• Set of tasks:
A. Reproduce the passage of the Ruby forum thread on changing a class's superclass that opens with the words containing "I really appreciate" and closes with "the other magic.".
B. Continue the Ruby forum thread about switching a class's superclass, starting after the last line shown.

• Document segment:
Changing superclass

Hi metaprogrammers,

Does someone know if it's possible to dynamically switch superclass, or
change the ancestor chain on an already existing class? (Or if it's not,
what are the main reasons for this "restriction", and are there any plans to
invent the possibility in 2.0, or so?)

I've tried to override the superclass and ancestors methods on a class,
which
is, of course, possible, but this does not change the behaviour of the
objects
of that class.

u.

Use modules.

Or just don't do that, as it seems like a very bad idea.

-- Matma Rex

I understand the first and second paragraphs separately, but not together :).

Maybe you want Module#prepend which is going to be available in 2.0?

···

On Sun, Dec 2, 2012 at 10:55 PM, Nokan Emiro <uzleepito@gmail.com> wrote:

Hi metaprogrammers,

Does someone know if it's possible to dynamically switch superclass, or
change the ancestor chain on an already existing class? (Or if it's not,
what are the main reasons for this "restriction", and are there any plans to
invent the possibility in 2.0, or so?)

I've tried to override the superclass and ancestors methods on a class,
which
is, of course, possible, but this does not change the behaviour of the
objects
of that class.

u.

Nokan Emiro wrote in post #1087546:

Hi metaprogrammers,

Does someone know if it's possible to dynamically switch superclass, or
change the ancestor chain on an already existing class?

Sure.

class Animal
  def greet
    puts "Hi, I'm an Animal."
  end
end

class Dog < Animal
end

Dog.new.greet

--output:--
Hi, I'm an Animal.

module Stuff
  def greet
    puts 'Hello there.'
  end
end

new_superclass = Stuff
Dog.class_eval("include #{new_superclass}")
Dog.new.greet

--output:--
Hello there.

···

--
Posted via http://www.ruby-forum.com/\.

Hi,

I really appreciate that you want to save me from myself... :slight_smile:

But in Ruby it is possible to call private methods, you can change
the values of constants, you can read and write instance variables
form outside of an object. You can inherit from standard classes,
what's more, you can reopen them and add/change/undef methods.
These (and many more) seem to be very bad ideas too. I'm just
curious why I can't change a classes superclass while I can do
all the other magic.

u.

···

On Sun, Dec 2, 2012 at 11:20 PM, Bartosz Dziewoński <matma.rex@gmail.com>wrote:

Use modules.

Or just don't do that, as it seems like a very bad idea.

-- Matma Rex

Hi,

What you do here is inserting a new Module into the ancestors chain.
(The superclass of class Dog doesn't change, it's still Animal.) If you
could do the same with a Stuff class (not module), that would be the
right answer to my stupid question.

u.

···

On Mon, Dec 3, 2012 at 3:43 AM, 7stud -- <lists@ruby-forum.com> wrote:

class Animal
  def greet
    puts "Hi, I'm an Animal."

• Material provided:
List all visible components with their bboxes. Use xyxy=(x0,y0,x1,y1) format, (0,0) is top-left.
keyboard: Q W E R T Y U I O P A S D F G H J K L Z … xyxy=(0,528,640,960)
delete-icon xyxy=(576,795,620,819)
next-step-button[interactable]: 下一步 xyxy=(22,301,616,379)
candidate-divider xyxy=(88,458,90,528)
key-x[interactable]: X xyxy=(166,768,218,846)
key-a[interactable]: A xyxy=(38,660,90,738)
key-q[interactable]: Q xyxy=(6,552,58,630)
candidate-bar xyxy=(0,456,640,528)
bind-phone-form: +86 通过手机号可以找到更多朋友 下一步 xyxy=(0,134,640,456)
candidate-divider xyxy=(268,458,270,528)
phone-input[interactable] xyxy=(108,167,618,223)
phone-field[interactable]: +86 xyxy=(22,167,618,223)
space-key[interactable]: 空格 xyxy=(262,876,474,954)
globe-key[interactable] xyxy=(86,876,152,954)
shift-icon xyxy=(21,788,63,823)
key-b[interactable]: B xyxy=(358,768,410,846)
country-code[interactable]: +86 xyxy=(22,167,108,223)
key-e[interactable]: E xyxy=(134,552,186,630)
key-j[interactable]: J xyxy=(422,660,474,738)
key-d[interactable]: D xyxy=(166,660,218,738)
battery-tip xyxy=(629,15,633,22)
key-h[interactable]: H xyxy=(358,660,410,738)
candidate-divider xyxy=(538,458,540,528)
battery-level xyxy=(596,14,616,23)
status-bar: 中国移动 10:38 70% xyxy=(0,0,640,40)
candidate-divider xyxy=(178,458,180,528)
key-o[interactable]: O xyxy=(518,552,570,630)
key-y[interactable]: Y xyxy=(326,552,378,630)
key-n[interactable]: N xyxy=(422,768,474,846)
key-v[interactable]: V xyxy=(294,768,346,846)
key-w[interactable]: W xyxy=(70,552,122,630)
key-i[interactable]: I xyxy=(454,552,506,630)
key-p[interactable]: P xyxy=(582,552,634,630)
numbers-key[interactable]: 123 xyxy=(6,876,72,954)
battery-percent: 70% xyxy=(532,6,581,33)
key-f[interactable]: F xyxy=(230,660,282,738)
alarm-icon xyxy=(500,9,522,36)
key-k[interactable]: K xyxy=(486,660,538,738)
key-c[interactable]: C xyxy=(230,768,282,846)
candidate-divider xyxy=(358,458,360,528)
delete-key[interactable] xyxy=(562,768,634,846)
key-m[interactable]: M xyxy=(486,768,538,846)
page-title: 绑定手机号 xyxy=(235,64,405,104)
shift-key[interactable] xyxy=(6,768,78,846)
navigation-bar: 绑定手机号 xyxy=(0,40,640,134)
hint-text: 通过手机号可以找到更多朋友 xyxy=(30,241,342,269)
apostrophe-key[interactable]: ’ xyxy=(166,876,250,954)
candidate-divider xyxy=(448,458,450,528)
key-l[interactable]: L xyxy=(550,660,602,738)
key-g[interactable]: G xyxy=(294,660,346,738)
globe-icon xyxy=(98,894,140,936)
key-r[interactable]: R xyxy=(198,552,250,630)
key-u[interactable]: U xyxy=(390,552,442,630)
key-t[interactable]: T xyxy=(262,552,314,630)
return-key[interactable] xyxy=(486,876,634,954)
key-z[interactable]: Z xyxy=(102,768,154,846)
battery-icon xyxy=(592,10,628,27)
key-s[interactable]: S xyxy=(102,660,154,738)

• Answers by item:
A.
I really appreciate that you want to save me from myself... :slight_smile:

But in Ruby it is possible to call private methods, you can change
the values of constants, you can read and write instance variables
form outside of an object. You can inherit from standard classes,
what's more, you can reopen them and add/change/undef methods.
These (and many more) seem to be very bad ideas too. I'm just
curious why I can't change a classes superclass while I can do
all the other magic.

B.
  end
end

class Dog < Animal
end

Dog.new.greet

module Stuff
  def greet
    puts 'Hello there.'
  end
end

new_superclass = Stuff
Dog.class_eval("include #{new_superclass}")
Dog.new.greet

Nokan Emiro wrote in post #1087612:

Hi,

What you do here is inserting a new Module into the ancestors chain.
(The superclass of class Dog doesn't change, it's still Animal.)

If Animal is the superclass of Dog, then why doesn't Animal's greet()
method execute?

···

--
Posted via http://www.ruby-forum.com/\.

7stud -- wrote in post #1087690:

···

Nokan Emiro wrote in post #1087612:

Hi,

What you do here is inserting a new Module into the ancestors chain.
(The superclass of class Dog doesn't change, it's still Animal.)

If Animal is the superclass of Dog, then why doesn't Animal's greet()
method execute? ancestors() and superclass() don't allows tell the truth.

--
Posted via http://www.ruby-forum.com/\.

If Animal is the superclass of Dog, then why doesn't Animal's greet()
method execute?

Because imported modules go right above the current class in the ancestors
chain, but it does not mean that the imported module becomes a class:

Dog.superclass

=> Animal

Dog.ancestors

=> [Dog, Stuff, Animal, Object, Kernel, BasicObject]

Stuff.class

=> Module

The goal is something like this:

class A; end
class B; end
class C < A; end
C.superclass = B # this is wrong here!

This last line doesn't work, of course, but my question was how
to achieve something like that what it suggests...

The ancestry chain cannot be modified except for adding stuff in a restricted way. That is the way the language works, you cannot insert in arbitrary places, replace, reorder, or remove. There is no API.

Language designers would know the rationale, I don't.

···

Sent from my iPad

On 3 Dec 2012, at 23:19, Nokan Emiro <uzleepito@gmail.com> wrote:

If Animal is the superclass of Dog, then why doesn't Animal's greet()
method execute?

Because imported modules go right above the current class in the ancestors
chain, but it does not mean that the imported module becomes a class:

>> Dog.superclass
=> Animal
>> Dog.ancestors
=> [Dog, Stuff, Animal, Object, Kernel, BasicObject]
>> Stuff.class
=> Module

The goal is something like this:

class A; end
class B; end
class C < A; end
C.superclass = B # this is wrong here!

This last line doesn't work, of course, but my question was how
to achieve something like that what it suggests...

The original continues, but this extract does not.